■ Data listing:

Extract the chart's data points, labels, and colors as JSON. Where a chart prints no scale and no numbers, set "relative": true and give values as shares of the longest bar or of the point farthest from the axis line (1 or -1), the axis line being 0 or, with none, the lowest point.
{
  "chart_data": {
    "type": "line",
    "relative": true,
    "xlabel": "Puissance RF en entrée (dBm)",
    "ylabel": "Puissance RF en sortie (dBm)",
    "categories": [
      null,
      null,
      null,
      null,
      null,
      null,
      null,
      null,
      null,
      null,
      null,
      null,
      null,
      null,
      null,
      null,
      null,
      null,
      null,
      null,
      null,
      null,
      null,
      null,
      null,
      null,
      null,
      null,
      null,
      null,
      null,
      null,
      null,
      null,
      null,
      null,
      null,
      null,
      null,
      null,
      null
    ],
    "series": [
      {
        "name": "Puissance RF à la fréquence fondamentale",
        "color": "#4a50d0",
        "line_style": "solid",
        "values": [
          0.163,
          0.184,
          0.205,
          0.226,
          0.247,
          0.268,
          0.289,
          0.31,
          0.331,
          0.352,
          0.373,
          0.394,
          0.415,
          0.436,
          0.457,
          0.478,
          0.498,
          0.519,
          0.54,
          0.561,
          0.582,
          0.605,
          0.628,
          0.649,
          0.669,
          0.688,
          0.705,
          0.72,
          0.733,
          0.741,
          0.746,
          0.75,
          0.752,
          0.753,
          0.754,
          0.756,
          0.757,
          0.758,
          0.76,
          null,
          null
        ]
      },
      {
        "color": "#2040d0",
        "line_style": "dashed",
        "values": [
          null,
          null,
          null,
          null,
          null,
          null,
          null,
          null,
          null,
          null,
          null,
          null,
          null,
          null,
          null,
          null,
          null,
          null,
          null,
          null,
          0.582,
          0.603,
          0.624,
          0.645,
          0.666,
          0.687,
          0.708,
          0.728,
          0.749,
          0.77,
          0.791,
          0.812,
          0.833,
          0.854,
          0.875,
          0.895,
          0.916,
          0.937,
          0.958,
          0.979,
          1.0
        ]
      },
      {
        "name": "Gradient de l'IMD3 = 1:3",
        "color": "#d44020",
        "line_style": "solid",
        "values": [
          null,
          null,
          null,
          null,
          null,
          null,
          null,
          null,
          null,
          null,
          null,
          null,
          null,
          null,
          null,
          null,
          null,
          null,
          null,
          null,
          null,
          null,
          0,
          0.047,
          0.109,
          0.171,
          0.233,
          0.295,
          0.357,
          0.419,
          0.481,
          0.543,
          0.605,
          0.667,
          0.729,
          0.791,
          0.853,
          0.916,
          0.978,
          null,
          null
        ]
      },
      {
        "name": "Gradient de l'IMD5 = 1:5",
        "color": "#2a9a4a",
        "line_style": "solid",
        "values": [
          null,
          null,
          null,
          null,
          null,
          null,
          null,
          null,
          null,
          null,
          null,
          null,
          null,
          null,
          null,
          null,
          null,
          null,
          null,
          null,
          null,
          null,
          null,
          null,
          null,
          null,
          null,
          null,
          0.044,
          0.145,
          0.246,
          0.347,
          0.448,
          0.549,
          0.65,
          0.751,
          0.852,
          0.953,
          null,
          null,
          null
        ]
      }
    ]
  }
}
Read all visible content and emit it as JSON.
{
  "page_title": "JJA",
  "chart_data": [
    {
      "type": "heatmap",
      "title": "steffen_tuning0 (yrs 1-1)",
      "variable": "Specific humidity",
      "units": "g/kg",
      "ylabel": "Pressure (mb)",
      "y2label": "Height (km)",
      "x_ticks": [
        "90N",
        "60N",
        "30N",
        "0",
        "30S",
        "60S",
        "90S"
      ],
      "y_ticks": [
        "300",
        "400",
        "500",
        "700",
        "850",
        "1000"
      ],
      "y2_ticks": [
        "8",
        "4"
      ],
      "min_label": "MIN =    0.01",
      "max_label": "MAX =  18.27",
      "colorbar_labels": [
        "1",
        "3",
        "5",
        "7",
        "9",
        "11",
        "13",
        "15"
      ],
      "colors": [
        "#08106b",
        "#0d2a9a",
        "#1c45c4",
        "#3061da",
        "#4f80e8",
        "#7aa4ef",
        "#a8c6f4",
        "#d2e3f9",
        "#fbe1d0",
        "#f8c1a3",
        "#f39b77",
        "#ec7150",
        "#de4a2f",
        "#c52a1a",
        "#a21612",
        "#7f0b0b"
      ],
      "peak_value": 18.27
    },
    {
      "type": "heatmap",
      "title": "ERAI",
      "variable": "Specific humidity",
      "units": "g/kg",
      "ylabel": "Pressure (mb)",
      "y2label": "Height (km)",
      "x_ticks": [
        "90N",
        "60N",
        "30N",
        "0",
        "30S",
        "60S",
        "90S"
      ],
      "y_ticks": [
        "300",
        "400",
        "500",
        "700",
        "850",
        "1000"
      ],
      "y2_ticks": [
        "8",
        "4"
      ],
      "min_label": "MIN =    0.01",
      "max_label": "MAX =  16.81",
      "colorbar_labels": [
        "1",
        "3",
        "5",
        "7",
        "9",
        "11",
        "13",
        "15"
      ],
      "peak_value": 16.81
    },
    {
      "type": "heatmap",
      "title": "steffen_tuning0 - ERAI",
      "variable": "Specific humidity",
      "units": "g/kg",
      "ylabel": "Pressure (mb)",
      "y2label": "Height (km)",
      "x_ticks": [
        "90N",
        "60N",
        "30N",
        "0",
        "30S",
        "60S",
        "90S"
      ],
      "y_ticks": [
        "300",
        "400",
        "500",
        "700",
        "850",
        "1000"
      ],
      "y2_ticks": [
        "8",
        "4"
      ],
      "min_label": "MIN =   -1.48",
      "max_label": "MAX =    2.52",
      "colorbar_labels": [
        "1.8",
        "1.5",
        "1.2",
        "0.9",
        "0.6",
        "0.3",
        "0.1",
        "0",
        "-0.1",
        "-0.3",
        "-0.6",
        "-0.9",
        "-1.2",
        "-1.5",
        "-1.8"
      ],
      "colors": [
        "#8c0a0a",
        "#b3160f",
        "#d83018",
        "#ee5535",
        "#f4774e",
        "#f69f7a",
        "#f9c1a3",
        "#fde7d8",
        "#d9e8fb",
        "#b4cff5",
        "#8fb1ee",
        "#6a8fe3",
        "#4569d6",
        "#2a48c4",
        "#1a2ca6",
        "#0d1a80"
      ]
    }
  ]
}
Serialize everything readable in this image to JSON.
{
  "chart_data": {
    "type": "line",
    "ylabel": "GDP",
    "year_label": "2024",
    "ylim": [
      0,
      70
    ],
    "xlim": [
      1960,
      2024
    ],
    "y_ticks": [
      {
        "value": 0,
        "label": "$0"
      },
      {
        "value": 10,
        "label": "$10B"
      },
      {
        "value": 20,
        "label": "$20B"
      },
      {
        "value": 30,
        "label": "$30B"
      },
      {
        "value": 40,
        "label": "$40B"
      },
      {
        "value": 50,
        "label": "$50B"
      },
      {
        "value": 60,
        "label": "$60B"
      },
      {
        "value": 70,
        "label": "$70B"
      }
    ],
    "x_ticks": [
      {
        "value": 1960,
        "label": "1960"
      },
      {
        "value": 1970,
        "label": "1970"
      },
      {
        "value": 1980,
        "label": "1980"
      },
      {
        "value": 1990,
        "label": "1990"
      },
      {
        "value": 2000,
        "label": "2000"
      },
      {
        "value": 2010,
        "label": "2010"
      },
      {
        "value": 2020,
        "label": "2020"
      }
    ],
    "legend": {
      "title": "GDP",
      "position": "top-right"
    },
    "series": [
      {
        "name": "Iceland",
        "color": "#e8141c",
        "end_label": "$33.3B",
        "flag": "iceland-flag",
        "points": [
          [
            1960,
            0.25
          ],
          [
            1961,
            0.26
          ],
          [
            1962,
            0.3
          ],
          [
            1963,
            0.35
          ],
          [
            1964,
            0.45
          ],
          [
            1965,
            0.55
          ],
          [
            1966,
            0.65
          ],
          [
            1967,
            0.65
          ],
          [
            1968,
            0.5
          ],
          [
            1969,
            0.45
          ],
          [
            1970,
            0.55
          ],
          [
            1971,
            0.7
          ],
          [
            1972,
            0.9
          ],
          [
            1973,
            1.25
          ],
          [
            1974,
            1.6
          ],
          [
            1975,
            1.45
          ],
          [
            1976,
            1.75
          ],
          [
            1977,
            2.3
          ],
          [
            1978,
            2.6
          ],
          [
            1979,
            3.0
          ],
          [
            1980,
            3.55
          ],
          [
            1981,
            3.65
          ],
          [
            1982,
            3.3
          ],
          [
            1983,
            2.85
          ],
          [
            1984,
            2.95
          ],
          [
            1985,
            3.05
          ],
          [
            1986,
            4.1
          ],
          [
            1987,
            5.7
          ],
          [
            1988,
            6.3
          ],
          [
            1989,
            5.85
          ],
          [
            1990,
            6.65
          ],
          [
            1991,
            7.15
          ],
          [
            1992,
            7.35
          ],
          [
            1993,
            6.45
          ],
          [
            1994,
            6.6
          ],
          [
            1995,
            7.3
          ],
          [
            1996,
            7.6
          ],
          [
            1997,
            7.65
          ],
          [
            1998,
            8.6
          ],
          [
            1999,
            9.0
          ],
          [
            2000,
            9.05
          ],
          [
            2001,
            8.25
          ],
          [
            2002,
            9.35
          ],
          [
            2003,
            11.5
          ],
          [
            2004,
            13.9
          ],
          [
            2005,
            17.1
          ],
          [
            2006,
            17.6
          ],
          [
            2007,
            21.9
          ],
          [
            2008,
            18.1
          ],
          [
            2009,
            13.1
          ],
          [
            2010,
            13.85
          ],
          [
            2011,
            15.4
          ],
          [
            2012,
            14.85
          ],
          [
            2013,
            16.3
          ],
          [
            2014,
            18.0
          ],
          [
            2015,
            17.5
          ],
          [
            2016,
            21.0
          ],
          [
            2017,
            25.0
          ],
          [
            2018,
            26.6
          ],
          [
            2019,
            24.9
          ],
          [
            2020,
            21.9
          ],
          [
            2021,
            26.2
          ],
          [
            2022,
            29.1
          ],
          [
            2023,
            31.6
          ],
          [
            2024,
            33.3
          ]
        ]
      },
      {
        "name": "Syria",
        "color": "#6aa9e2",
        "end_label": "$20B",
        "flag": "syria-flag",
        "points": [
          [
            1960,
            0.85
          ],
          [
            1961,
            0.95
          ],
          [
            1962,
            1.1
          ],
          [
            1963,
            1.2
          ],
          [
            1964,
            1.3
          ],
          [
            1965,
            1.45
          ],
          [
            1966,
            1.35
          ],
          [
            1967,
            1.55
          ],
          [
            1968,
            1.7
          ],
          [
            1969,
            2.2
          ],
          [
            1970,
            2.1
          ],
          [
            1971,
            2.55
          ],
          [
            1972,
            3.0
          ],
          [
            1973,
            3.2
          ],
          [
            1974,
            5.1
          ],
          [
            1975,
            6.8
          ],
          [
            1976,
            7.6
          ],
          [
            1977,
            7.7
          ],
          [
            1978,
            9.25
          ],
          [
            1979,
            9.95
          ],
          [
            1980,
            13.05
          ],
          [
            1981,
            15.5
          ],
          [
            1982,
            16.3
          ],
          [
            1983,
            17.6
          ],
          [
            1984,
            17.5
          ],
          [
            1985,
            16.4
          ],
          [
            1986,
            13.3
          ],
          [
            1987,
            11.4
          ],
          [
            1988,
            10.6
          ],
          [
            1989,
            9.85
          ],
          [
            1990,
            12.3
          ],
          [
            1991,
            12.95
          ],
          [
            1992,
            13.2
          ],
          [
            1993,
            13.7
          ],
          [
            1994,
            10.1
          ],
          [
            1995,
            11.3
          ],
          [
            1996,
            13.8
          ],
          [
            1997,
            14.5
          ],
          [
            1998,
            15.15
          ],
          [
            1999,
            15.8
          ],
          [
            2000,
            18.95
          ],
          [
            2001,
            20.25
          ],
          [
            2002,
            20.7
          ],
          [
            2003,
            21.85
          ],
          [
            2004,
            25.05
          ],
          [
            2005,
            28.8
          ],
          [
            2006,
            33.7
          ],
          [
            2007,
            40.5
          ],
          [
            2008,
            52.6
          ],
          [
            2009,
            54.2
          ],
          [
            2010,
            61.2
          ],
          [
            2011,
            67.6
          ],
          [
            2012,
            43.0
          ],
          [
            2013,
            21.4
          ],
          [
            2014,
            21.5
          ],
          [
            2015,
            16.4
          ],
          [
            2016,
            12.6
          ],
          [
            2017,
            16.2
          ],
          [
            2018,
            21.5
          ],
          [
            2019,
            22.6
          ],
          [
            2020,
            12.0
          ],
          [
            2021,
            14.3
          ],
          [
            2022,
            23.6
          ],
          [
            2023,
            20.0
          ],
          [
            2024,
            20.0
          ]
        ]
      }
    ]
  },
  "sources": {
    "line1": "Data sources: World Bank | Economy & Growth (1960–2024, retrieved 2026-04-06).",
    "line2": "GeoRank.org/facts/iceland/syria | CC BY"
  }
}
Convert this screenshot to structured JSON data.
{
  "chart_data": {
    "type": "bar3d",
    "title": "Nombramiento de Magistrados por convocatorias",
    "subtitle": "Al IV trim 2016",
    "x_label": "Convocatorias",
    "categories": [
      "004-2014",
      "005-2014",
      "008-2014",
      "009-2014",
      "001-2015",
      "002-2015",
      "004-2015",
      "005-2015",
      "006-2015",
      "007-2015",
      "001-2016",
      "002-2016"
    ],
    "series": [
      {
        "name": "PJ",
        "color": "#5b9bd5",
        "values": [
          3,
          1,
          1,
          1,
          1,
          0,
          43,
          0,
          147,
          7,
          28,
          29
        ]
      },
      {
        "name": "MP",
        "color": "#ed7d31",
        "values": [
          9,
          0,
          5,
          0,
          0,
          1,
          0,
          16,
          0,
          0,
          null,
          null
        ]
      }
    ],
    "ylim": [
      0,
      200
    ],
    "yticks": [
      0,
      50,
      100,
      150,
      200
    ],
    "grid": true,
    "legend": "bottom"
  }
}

■ Exercise: Beginning with the line that contains "Convert this screenshot", repeat every line through the end of the records and nothing more.

■ Solution to this task:
Convert this screenshot to structured JSON data.
{
  "chart_data": {
    "type": "bar3d",
    "title": "Nombramiento de Magistrados por convocatorias",
    "subtitle": "Al IV trim 2016",
    "x_label": "Convocatorias",
    "categories": [
      "004-2014",
      "005-2014",
      "008-2014",
      "009-2014",
      "001-2015",
      "002-2015",
      "004-2015",
      "005-2015",
      "006-2015",
      "007-2015",
      "001-2016",
      "002-2016"
    ],
    "series": [
      {
        "name": "PJ",
        "color": "#5b9bd5",
        "values": [
          3,
          1,
          1,
          1,
          1,
          0,
          43,
          0,
          147,
          7,
          28,
          29
        ]
      },
      {
        "name": "MP",
        "color": "#ed7d31",
        "values": [
          9,
          0,
          5,
          0,
          0,
          1,
          0,
          16,
          0,
          0,
          null,
          null
        ]
      }
    ],
    "ylim": [
      0,
      200
    ],
    "yticks": [
      0,
      50,
      100,
      150,
      200
    ],
    "grid": true,
    "legend": "bottom"
  }
}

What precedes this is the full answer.